(Excerpts from a layout annotation set)
=-=-=
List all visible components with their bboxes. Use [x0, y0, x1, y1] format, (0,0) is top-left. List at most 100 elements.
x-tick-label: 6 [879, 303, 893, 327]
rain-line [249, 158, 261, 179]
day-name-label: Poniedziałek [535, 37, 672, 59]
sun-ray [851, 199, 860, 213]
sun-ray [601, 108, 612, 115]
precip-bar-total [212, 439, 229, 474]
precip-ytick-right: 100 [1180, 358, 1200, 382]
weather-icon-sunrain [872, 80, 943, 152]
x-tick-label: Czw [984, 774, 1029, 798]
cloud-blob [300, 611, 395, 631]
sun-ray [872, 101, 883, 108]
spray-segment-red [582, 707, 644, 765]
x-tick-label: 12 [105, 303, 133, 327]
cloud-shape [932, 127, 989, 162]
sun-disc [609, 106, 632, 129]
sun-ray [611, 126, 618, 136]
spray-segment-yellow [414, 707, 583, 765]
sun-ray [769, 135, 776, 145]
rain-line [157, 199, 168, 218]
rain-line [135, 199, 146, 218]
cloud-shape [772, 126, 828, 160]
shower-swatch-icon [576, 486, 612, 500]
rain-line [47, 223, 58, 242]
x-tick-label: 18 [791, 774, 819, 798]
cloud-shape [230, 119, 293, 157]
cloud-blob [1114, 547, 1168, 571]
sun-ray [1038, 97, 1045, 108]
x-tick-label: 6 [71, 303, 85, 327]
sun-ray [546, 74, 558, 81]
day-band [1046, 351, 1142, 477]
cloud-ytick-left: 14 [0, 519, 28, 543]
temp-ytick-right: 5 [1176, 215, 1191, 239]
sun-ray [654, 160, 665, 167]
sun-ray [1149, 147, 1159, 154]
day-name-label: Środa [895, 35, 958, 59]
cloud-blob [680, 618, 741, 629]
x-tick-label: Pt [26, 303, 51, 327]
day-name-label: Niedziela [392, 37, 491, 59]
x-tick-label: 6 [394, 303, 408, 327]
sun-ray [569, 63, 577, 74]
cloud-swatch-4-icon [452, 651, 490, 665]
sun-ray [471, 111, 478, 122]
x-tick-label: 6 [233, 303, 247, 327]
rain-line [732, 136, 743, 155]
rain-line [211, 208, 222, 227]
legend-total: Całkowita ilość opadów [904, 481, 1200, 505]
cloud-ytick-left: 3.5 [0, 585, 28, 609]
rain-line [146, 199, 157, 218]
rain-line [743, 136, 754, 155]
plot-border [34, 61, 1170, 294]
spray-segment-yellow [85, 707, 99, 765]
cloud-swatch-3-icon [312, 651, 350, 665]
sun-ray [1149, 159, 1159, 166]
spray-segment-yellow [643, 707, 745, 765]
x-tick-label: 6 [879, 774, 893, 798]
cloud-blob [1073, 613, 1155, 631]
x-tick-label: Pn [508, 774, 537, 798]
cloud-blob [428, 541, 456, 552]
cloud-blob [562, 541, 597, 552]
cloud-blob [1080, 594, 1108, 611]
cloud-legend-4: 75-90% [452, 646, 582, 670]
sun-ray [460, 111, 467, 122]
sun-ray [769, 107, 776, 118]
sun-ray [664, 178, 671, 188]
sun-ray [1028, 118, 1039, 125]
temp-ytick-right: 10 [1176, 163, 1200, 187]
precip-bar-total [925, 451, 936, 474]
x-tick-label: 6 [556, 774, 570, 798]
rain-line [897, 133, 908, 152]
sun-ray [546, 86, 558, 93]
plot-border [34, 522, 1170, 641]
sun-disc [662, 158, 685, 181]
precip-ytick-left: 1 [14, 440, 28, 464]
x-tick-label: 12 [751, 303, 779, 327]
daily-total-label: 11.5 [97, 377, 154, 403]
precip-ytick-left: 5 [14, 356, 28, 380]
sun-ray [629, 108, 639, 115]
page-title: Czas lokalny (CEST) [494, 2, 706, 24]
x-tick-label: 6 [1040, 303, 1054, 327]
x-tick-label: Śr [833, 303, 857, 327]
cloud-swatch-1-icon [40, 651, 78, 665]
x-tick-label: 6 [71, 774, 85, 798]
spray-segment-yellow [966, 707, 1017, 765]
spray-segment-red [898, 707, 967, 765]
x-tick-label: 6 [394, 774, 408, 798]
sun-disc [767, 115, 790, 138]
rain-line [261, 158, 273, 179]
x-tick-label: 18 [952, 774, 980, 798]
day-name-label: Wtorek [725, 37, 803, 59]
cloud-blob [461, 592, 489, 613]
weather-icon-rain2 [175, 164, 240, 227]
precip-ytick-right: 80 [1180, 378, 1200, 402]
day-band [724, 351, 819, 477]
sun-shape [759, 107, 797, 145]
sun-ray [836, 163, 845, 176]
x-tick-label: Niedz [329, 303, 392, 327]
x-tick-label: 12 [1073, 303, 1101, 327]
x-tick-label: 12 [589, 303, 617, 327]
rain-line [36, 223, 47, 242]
=-=-=
» WRITTEN REQUEST: Transcribe, without any change, the lines from the first line of the records through the line that contains "sun-ray [769, 107, 776, 118]".

» WRITTEN ANSWER:
List all visible components with their bboxes. Use [x0, y0, x1, y1] format, (0,0) is top-left. List at most 100 elements.
x-tick-label: 6 [879, 303, 893, 327]
rain-line [249, 158, 261, 179]
day-name-label: Poniedziałek [535, 37, 672, 59]
sun-ray [851, 199, 860, 213]
sun-ray [601, 108, 612, 115]
precip-bar-total [212, 439, 229, 474]
precip-ytick-right: 100 [1180, 358, 1200, 382]
weather-icon-sunrain [872, 80, 943, 152]
x-tick-label: Czw [984, 774, 1029, 798]
cloud-blob [300, 611, 395, 631]
sun-ray [872, 101, 883, 108]
spray-segment-red [582, 707, 644, 765]
x-tick-label: 12 [105, 303, 133, 327]
cloud-shape [932, 127, 989, 162]
sun-disc [609, 106, 632, 129]
sun-ray [611, 126, 618, 136]
spray-segment-yellow [414, 707, 583, 765]
sun-ray [769, 135, 776, 145]
rain-line [157, 199, 168, 218]
rain-line [135, 199, 146, 218]
cloud-shape [772, 126, 828, 160]
shower-swatch-icon [576, 486, 612, 500]
rain-line [47, 223, 58, 242]
x-tick-label: 18 [791, 774, 819, 798]
cloud-shape [230, 119, 293, 157]
cloud-blob [1114, 547, 1168, 571]
sun-ray [1038, 97, 1045, 108]
x-tick-label: 6 [71, 303, 85, 327]
sun-ray [546, 74, 558, 81]
day-band [1046, 351, 1142, 477]
cloud-ytick-left: 14 [0, 519, 28, 543]
temp-ytick-right: 5 [1176, 215, 1191, 239]
sun-ray [654, 160, 665, 167]
sun-ray [1149, 147, 1159, 154]
day-name-label: Środa [895, 35, 958, 59]
cloud-blob [680, 618, 741, 629]
x-tick-label: Pt [26, 303, 51, 327]
day-name-label: Niedziela [392, 37, 491, 59]
x-tick-label: 6 [394, 303, 408, 327]
sun-ray [569, 63, 577, 74]
cloud-swatch-4-icon [452, 651, 490, 665]
sun-ray [471, 111, 478, 122]
x-tick-label: 6 [233, 303, 247, 327]
rain-line [732, 136, 743, 155]
rain-line [211, 208, 222, 227]
legend-total: Całkowita ilość opadów [904, 481, 1200, 505]
cloud-ytick-left: 3.5 [0, 585, 28, 609]
rain-line [146, 199, 157, 218]
rain-line [743, 136, 754, 155]
plot-border [34, 61, 1170, 294]
spray-segment-yellow [85, 707, 99, 765]
cloud-swatch-3-icon [312, 651, 350, 665]
sun-ray [1149, 159, 1159, 166]
spray-segment-yellow [643, 707, 745, 765]
x-tick-label: 6 [879, 774, 893, 798]
cloud-blob [1073, 613, 1155, 631]
x-tick-label: Pn [508, 774, 537, 798]
cloud-blob [428, 541, 456, 552]
cloud-blob [562, 541, 597, 552]
cloud-blob [1080, 594, 1108, 611]
cloud-legend-4: 75-90% [452, 646, 582, 670]
sun-ray [460, 111, 467, 122]
sun-ray [769, 107, 776, 118]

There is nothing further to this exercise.